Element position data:
■ ■ ■ ■ ■
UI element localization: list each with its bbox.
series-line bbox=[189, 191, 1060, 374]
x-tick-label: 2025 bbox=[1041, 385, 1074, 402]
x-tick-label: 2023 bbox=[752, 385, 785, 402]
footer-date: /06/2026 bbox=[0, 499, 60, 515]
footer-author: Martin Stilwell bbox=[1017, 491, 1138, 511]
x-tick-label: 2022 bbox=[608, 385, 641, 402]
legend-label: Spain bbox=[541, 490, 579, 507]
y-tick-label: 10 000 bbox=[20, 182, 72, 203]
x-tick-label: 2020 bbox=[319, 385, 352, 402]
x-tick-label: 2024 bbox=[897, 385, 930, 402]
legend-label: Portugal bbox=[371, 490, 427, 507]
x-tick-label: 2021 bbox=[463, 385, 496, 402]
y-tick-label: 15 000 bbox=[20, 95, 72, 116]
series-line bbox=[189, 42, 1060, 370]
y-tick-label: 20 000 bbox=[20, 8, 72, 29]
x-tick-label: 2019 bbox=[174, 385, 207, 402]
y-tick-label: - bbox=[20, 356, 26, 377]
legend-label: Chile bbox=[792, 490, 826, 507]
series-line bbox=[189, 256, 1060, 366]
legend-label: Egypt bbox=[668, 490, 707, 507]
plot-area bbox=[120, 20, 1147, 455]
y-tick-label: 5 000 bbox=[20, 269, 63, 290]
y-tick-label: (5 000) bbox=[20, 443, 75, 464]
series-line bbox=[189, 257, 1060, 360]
■ ■ ■ ■ ■
EXERCISE REQUIREMENTS
Reproduce the data verbatim, starting at its first line and ending with the line that contains "x-tick-label: 2021 bbox=[463, 385, 496, 402]", with that line included.

FULL ANSWER
UI element localization: list each with its bbox.
series-line bbox=[189, 191, 1060, 374]
x-tick-label: 2025 bbox=[1041, 385, 1074, 402]
x-tick-label: 2023 bbox=[752, 385, 785, 402]
footer-date: /06/2026 bbox=[0, 499, 60, 515]
footer-author: Martin Stilwell bbox=[1017, 491, 1138, 511]
x-tick-label: 2022 bbox=[608, 385, 641, 402]
legend-label: Spain bbox=[541, 490, 579, 507]
y-tick-label: 10 000 bbox=[20, 182, 72, 203]
x-tick-label: 2020 bbox=[319, 385, 352, 402]
x-tick-label: 2024 bbox=[897, 385, 930, 402]
legend-label: Portugal bbox=[371, 490, 427, 507]
x-tick-label: 2021 bbox=[463, 385, 496, 402]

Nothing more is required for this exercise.